Work to complete
Write out each line beneath this one exactly as it reads.

-- begin Data supplied --

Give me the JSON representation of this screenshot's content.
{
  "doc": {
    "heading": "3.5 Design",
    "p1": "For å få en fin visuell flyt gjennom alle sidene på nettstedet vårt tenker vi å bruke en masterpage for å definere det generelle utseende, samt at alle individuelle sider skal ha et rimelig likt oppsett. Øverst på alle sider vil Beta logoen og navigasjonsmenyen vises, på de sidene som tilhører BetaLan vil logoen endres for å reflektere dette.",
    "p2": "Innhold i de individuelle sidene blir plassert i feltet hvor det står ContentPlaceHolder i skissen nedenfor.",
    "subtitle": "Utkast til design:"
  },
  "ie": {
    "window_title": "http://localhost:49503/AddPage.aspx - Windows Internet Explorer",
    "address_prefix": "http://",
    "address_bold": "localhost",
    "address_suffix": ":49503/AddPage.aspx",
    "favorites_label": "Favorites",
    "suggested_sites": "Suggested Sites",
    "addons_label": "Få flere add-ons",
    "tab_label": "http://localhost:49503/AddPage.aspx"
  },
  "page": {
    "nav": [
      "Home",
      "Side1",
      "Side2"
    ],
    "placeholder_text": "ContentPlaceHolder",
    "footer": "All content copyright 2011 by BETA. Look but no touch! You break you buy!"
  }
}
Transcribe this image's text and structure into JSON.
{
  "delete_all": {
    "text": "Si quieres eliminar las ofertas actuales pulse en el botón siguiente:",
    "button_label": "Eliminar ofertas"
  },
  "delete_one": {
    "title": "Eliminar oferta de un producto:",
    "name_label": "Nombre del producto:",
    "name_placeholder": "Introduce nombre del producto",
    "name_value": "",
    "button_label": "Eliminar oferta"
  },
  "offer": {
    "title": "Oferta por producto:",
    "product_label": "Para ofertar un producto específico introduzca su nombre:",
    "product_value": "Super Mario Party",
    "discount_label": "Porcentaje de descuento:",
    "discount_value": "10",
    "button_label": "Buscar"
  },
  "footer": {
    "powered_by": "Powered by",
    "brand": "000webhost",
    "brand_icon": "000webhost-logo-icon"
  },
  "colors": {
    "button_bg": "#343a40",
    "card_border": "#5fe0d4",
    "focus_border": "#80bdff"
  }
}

-- end Data supplied --

Finished exercise
Give me the JSON representation of this screenshot's content.
{
  "doc": {
    "heading": "3.5 Design",
    "p1": "For å få en fin visuell flyt gjennom alle sidene på nettstedet vårt tenker vi å bruke en masterpage for å definere det generelle utseende, samt at alle individuelle sider skal ha et rimelig likt oppsett. Øverst på alle sider vil Beta logoen og navigasjonsmenyen vises, på de sidene som tilhører BetaLan vil logoen endres for å reflektere dette.",
    "p2": "Innhold i de individuelle sidene blir plassert i feltet hvor det står ContentPlaceHolder i skissen nedenfor.",
    "subtitle": "Utkast til design:"
  },
  "ie": {
    "window_title": "http://localhost:49503/AddPage.aspx - Windows Internet Explorer",
    "address_prefix": "http://",
    "address_bold": "localhost",
    "address_suffix": ":49503/AddPage.aspx",
    "favorites_label": "Favorites",
    "suggested_sites": "Suggested Sites",
    "addons_label": "Få flere add-ons",
    "tab_label": "http://localhost:49503/AddPage.aspx"
  },
  "page": {
    "nav": [
      "Home",
      "Side1",
      "Side2"
    ],
    "placeholder_text": "ContentPlaceHolder",
    "footer": "All content copyright 2011 by BETA. Look but no touch! You break you buy!"
  }
}
Transcribe this image's text and structure into JSON.
{
  "delete_all": {
    "text": "Si quieres eliminar las ofertas actuales pulse en el botón siguiente:",
    "button_label": "Eliminar ofertas"
  },
  "delete_one": {
    "title": "Eliminar oferta de un producto:",
    "name_label": "Nombre del producto:",
    "name_placeholder": "Introduce nombre del producto",
    "name_value": "",
    "button_label": "Eliminar oferta"
  },
  "offer": {
    "title": "Oferta por producto:",
    "product_label": "Para ofertar un producto específico introduzca su nombre:",
    "product_value": "Super Mario Party",
    "discount_label": "Porcentaje de descuento:",
    "discount_value": "10",
    "button_label": "Buscar"
  },
  "footer": {
    "powered_by": "Powered by",
    "brand": "000webhost",
    "brand_icon": "000webhost-logo-icon"
  },
  "colors": {
    "button_bg": "#343a40",
    "card_border": "#5fe0d4",
    "focus_border": "#80bdff"
  }
}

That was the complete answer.